-------- Exercise materials --------

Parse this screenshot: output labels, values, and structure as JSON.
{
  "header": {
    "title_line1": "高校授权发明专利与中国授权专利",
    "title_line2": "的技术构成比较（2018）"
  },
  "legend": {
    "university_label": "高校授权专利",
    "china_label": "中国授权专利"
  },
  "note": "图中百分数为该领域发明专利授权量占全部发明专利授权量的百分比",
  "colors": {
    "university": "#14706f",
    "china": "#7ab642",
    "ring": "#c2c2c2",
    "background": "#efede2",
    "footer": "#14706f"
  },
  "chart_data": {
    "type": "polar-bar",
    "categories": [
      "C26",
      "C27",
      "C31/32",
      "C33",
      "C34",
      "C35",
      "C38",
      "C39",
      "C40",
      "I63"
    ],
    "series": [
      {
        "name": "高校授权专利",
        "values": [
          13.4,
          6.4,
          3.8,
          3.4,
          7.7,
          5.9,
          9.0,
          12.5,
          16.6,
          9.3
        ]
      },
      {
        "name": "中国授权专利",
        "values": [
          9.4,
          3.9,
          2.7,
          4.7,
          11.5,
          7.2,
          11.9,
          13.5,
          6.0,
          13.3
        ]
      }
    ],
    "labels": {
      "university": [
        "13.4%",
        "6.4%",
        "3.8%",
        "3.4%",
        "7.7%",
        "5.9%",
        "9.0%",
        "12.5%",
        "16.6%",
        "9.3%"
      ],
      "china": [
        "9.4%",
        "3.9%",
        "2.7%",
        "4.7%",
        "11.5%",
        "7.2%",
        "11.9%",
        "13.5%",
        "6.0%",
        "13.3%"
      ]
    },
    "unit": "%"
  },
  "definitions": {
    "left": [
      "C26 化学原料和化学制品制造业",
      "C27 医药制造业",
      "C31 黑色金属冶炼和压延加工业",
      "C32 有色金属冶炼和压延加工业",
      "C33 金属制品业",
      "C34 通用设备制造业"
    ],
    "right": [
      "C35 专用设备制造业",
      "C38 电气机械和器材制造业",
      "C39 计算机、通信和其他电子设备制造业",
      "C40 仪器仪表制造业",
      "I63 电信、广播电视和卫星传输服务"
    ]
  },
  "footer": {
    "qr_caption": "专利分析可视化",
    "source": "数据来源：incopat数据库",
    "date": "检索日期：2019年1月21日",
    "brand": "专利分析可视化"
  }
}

--------

● **Work to do**
Work out how many lines in the records above hold the string "labels", then give only that count.

● **Output for this task**
2